Task to carry out. Report how many lines contain "filled", with no other words.

Figure data in JSON:
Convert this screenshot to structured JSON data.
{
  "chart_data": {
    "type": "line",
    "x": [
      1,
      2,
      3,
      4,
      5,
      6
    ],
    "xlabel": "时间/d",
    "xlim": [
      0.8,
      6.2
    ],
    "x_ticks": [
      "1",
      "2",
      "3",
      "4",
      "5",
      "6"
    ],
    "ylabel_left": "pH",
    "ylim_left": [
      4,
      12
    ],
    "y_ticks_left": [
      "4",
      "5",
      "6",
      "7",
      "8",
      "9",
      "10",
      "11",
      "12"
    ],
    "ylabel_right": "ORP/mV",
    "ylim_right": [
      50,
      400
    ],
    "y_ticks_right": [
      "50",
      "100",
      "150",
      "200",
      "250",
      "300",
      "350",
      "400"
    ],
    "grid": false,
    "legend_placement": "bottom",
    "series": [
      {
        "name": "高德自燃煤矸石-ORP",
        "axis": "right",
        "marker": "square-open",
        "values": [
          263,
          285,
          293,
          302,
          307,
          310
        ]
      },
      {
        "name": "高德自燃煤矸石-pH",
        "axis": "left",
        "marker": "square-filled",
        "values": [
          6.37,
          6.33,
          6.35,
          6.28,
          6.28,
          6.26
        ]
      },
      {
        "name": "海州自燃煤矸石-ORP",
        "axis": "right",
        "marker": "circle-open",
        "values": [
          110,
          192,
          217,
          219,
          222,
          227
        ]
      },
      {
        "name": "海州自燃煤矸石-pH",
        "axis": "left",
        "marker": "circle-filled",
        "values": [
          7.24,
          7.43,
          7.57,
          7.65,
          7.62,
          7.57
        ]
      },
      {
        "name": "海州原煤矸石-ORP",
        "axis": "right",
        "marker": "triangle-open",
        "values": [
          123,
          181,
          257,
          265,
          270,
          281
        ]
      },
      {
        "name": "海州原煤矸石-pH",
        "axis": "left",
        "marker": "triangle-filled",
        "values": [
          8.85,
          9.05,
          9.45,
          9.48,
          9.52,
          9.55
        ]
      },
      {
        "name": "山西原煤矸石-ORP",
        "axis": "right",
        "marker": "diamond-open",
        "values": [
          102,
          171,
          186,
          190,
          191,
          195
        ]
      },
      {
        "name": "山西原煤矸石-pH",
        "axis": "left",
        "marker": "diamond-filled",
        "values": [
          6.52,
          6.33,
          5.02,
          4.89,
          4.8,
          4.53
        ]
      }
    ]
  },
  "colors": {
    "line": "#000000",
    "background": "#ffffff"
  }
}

Exercise answer. 4